WHAT IS BEING ASKED: Work through the data line by line, gathering every line that has the word "pesar".

___ INFORMATION GIVEN

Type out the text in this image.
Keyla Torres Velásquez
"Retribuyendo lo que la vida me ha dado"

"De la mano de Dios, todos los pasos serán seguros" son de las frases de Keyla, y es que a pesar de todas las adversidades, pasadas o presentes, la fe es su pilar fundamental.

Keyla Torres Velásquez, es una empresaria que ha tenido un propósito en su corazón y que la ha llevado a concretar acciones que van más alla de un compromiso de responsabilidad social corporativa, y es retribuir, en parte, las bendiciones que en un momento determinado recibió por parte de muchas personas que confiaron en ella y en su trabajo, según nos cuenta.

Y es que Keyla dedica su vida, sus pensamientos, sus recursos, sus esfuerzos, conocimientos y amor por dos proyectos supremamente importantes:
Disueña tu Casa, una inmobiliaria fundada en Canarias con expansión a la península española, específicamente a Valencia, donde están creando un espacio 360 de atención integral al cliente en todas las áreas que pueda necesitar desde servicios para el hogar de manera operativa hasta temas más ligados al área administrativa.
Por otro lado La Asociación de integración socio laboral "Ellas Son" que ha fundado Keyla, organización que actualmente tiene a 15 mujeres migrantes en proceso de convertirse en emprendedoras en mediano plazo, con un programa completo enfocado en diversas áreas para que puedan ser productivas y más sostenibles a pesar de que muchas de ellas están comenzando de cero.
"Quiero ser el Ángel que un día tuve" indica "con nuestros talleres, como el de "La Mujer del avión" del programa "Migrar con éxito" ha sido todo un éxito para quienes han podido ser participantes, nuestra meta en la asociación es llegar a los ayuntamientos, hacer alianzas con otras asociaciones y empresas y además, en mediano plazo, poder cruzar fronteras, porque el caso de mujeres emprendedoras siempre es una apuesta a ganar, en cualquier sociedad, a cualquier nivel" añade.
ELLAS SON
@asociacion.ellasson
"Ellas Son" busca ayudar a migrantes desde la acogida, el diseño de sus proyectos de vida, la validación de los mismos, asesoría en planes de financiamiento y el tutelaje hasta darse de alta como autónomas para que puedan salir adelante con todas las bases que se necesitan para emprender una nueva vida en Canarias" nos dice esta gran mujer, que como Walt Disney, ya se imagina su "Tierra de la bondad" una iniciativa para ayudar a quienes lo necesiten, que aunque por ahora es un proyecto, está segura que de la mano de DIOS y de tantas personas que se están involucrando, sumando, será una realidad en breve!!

______

ANSWER FOR THE TASK:
"De la mano de Dios, todos los pasos serán seguros" son de las frases de Keyla, y es que a pesar de todas las adversidades, pasadas o presentes, la fe es su pilar fundamental.
Por otro lado La Asociación de integración socio laboral "Ellas Son" que ha fundado Keyla, organización que actualmente tiene a 15 mujeres migrantes en proceso de convertirse en emprendedoras en mediano plazo, con un programa completo enfocado en diversas áreas para que puedan ser productivas y más sostenibles a pesar de que muchas de ellas están comenzando de cero.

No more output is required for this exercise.